**OBJECTIVE:**
Please output every line of the material as it stands, without the pictures.

++++++

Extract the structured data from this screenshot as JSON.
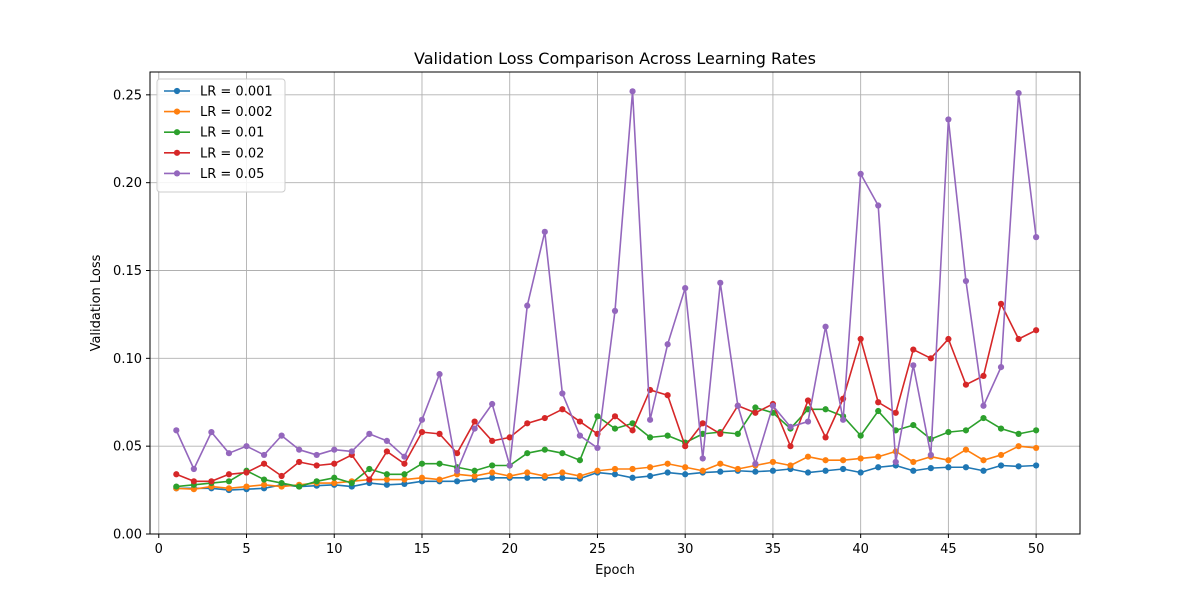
{
  "chart_data": {
    "type": "line",
    "title": "Validation Loss Comparison Across Learning Rates",
    "xlabel": "Epoch",
    "ylabel": "Validation Loss",
    "xlim": [
      -0.5,
      52.5
    ],
    "ylim": [
      0.0,
      0.263
    ],
    "xticks": [
      0,
      5,
      10,
      15,
      20,
      25,
      30,
      35,
      40,
      45,
      50
    ],
    "xtick_labels": [
      "0",
      "5",
      "10",
      "15",
      "20",
      "25",
      "30",
      "35",
      "40",
      "45",
      "50"
    ],
    "yticks": [
      0.0,
      0.05,
      0.1,
      0.15,
      0.2,
      0.25
    ],
    "ytick_labels": [
      "0.00",
      "0.05",
      "0.10",
      "0.15",
      "0.20",
      "0.25"
    ],
    "grid": true,
    "legend_position": "upper-left",
    "x": [
      1,
      2,
      3,
      4,
      5,
      6,
      7,
      8,
      9,
      10,
      11,
      12,
      13,
      14,
      15,
      16,
      17,
      18,
      19,
      20,
      21,
      22,
      23,
      24,
      25,
      26,
      27,
      28,
      29,
      30,
      31,
      32,
      33,
      34,
      35,
      36,
      37,
      38,
      39,
      40,
      41,
      42,
      43,
      44,
      45,
      46,
      47,
      48,
      49,
      50
    ],
    "series": [
      {
        "name": "LR = 0.001",
        "color": "#1f77b4",
        "values": [
          0.026,
          0.026,
          0.026,
          0.025,
          0.0255,
          0.026,
          0.028,
          0.027,
          0.0275,
          0.028,
          0.027,
          0.029,
          0.028,
          0.0285,
          0.03,
          0.03,
          0.03,
          0.031,
          0.032,
          0.032,
          0.032,
          0.032,
          0.032,
          0.0315,
          0.035,
          0.034,
          0.032,
          0.033,
          0.035,
          0.034,
          0.035,
          0.0355,
          0.036,
          0.0355,
          0.036,
          0.037,
          0.035,
          0.036,
          0.037,
          0.035,
          0.038,
          0.039,
          0.036,
          0.0375,
          0.038,
          0.038,
          0.036,
          0.039,
          0.0385,
          0.039
        ]
      },
      {
        "name": "LR = 0.002",
        "color": "#ff7f0e",
        "values": [
          0.026,
          0.0255,
          0.027,
          0.026,
          0.027,
          0.028,
          0.027,
          0.028,
          0.029,
          0.029,
          0.03,
          0.031,
          0.031,
          0.031,
          0.032,
          0.031,
          0.034,
          0.033,
          0.035,
          0.033,
          0.035,
          0.033,
          0.035,
          0.033,
          0.036,
          0.037,
          0.037,
          0.038,
          0.04,
          0.038,
          0.036,
          0.04,
          0.037,
          0.039,
          0.041,
          0.039,
          0.044,
          0.042,
          0.042,
          0.043,
          0.044,
          0.047,
          0.041,
          0.044,
          0.042,
          0.048,
          0.042,
          0.045,
          0.05,
          0.049
        ]
      },
      {
        "name": "LR = 0.01",
        "color": "#2ca02c",
        "values": [
          0.027,
          0.028,
          0.029,
          0.03,
          0.036,
          0.031,
          0.029,
          0.027,
          0.03,
          0.032,
          0.029,
          0.037,
          0.034,
          0.034,
          0.04,
          0.04,
          0.038,
          0.036,
          0.039,
          0.039,
          0.046,
          0.048,
          0.046,
          0.042,
          0.067,
          0.06,
          0.063,
          0.055,
          0.056,
          0.052,
          0.057,
          0.058,
          0.057,
          0.072,
          0.069,
          0.06,
          0.071,
          0.071,
          0.067,
          0.056,
          0.07,
          0.059,
          0.062,
          0.054,
          0.058,
          0.059,
          0.066,
          0.06,
          0.057,
          0.059
        ]
      },
      {
        "name": "LR = 0.02",
        "color": "#d62728",
        "values": [
          0.034,
          0.03,
          0.03,
          0.034,
          0.035,
          0.04,
          0.033,
          0.041,
          0.039,
          0.04,
          0.045,
          0.031,
          0.047,
          0.04,
          0.058,
          0.057,
          0.046,
          0.064,
          0.053,
          0.055,
          0.063,
          0.066,
          0.071,
          0.064,
          0.057,
          0.067,
          0.059,
          0.082,
          0.079,
          0.05,
          0.063,
          0.057,
          0.073,
          0.069,
          0.074,
          0.05,
          0.076,
          0.055,
          0.077,
          0.111,
          0.075,
          0.069,
          0.105,
          0.1,
          0.111,
          0.085,
          0.09,
          0.131,
          0.111,
          0.116
        ]
      },
      {
        "name": "LR = 0.05",
        "color": "#9467bd",
        "values": [
          0.059,
          0.037,
          0.058,
          0.046,
          0.05,
          0.045,
          0.056,
          0.048,
          0.045,
          0.048,
          0.047,
          0.057,
          0.053,
          0.044,
          0.065,
          0.091,
          0.036,
          0.06,
          0.074,
          0.039,
          0.13,
          0.172,
          0.08,
          0.056,
          0.049,
          0.127,
          0.252,
          0.065,
          0.108,
          0.14,
          0.043,
          0.143,
          0.073,
          0.04,
          0.073,
          0.061,
          0.064,
          0.118,
          0.065,
          0.205,
          0.187,
          0.041,
          0.096,
          0.045,
          0.236,
          0.144,
          0.073,
          0.095,
          0.251,
          0.169
        ]
      }
    ]
  }
}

++++++

**SOLUTION:**
Extract the structured data from this screenshot as JSON.
{
  "chart_data": {
    "type": "line",
    "title": "Validation Loss Comparison Across Learning Rates",
    "xlabel": "Epoch",
    "ylabel": "Validation Loss",
    "xlim": [
      -0.5,
      52.5
    ],
    "ylim": [
      0.0,
      0.263
    ],
    "xticks": [
      0,
      5,
      10,
      15,
      20,
      25,
      30,
      35,
      40,
      45,
      50
    ],
    "xtick_labels": [
      "0",
      "5",
      "10",
      "15",
      "20",
      "25",
      "30",
      "35",
      "40",
      "45",
      "50"
    ],
    "yticks": [
      0.0,
      0.05,
      0.1,
      0.15,
      0.2,
      0.25
    ],
    "ytick_labels": [
      "0.00",
      "0.05",
      "0.10",
      "0.15",
      "0.20",
      "0.25"
    ],
    "grid": true,
    "legend_position": "upper-left",
    "x": [
      1,
      2,
      3,
      4,
      5,
      6,
      7,
      8,
      9,
      10,
      11,
      12,
      13,
      14,
      15,
      16,
      17,
      18,
      19,
      20,
      21,
      22,
      23,
      24,
      25,
      26,
      27,
      28,
      29,
      30,
      31,
      32,
      33,
      34,
      35,
      36,
      37,
      38,
      39,
      40,
      41,
      42,
      43,
      44,
      45,
      46,
      47,
      48,
      49,
      50
    ],
    "series": [
      {
        "name": "LR = 0.001",
        "color": "#1f77b4",
        "values": [
          0.026,
          0.026,
          0.026,
          0.025,
          0.0255,
          0.026,
          0.028,
          0.027,
          0.0275,
          0.028,
          0.027,
          0.029,
          0.028,
          0.0285,
          0.03,
          0.03,
          0.03,
          0.031,
          0.032,
          0.032,
          0.032,
          0.032,
          0.032,
          0.0315,
          0.035,
          0.034,
          0.032,
          0.033,
          0.035,
          0.034,
          0.035,
          0.0355,
          0.036,
          0.0355,
          0.036,
          0.037,
          0.035,
          0.036,
          0.037,
          0.035,
          0.038,
          0.039,
          0.036,
          0.0375,
          0.038,
          0.038,
          0.036,
          0.039,
          0.0385,
          0.039
        ]
      },
      {
        "name": "LR = 0.002",
        "color": "#ff7f0e",
        "values": [
          0.026,
          0.0255,
          0.027,
          0.026,
          0.027,
          0.028,
          0.027,
          0.028,
          0.029,
          0.029,
          0.03,
          0.031,
          0.031,
          0.031,
          0.032,
          0.031,
          0.034,
          0.033,
          0.035,
          0.033,
          0.035,
          0.033,
          0.035,
          0.033,
          0.036,
          0.037,
          0.037,
          0.038,
          0.04,
          0.038,
          0.036,
          0.04,
          0.037,
          0.039,
          0.041,
          0.039,
          0.044,
          0.042,
          0.042,
          0.043,
          0.044,
          0.047,
          0.041,
          0.044,
          0.042,
          0.048,
          0.042,
          0.045,
          0.05,
          0.049
        ]
      },
      {
        "name": "LR = 0.01",
        "color": "#2ca02c",
        "values": [
          0.027,
          0.028,
          0.029,
          0.03,
          0.036,
          0.031,
          0.029,
          0.027,
          0.03,
          0.032,
          0.029,
          0.037,
          0.034,
          0.034,
          0.04,
          0.04,
          0.038,
          0.036,
          0.039,
          0.039,
          0.046,
          0.048,
          0.046,
          0.042,
          0.067,
          0.06,
          0.063,
          0.055,
          0.056,
          0.052,
          0.057,
          0.058,
          0.057,
          0.072,
          0.069,
          0.06,
          0.071,
          0.071,
          0.067,
          0.056,
          0.07,
          0.059,
          0.062,
          0.054,
          0.058,
          0.059,
          0.066,
          0.06,
          0.057,
          0.059
        ]
      },
      {
        "name": "LR = 0.02",
        "color": "#d62728",
        "values": [
          0.034,
          0.03,
          0.03,
          0.034,
          0.035,
          0.04,
          0.033,
          0.041,
          0.039,
          0.04,
          0.045,
          0.031,
          0.047,
          0.04,
          0.058,
          0.057,
          0.046,
          0.064,
          0.053,
          0.055,
          0.063,
          0.066,
          0.071,
          0.064,
          0.057,
          0.067,
          0.059,
          0.082,
          0.079,
          0.05,
          0.063,
          0.057,
          0.073,
          0.069,
          0.074,
          0.05,
          0.076,
          0.055,
          0.077,
          0.111,
          0.075,
          0.069,
          0.105,
          0.1,
          0.111,
          0.085,
          0.09,
          0.131,
          0.111,
          0.116
        ]
      },
      {
        "name": "LR = 0.05",
        "color": "#9467bd",
        "values": [
          0.059,
          0.037,
          0.058,
          0.046,
          0.05,
          0.045,
          0.056,
          0.048,
          0.045,
          0.048,
          0.047,
          0.057,
          0.053,
          0.044,
          0.065,
          0.091,
          0.036,
          0.06,
          0.074,
          0.039,
          0.13,
          0.172,
          0.08,
          0.056,
          0.049,
          0.127,
          0.252,
          0.065,
          0.108,
          0.14,
          0.043,
          0.143,
          0.073,
          0.04,
          0.073,
          0.061,
          0.064,
          0.118,
          0.065,
          0.205,
          0.187,
          0.041,
          0.096,
          0.045,
          0.236,
          0.144,
          0.073,
          0.095,
          0.251,
          0.169
        ]
      }
    ]
  }
}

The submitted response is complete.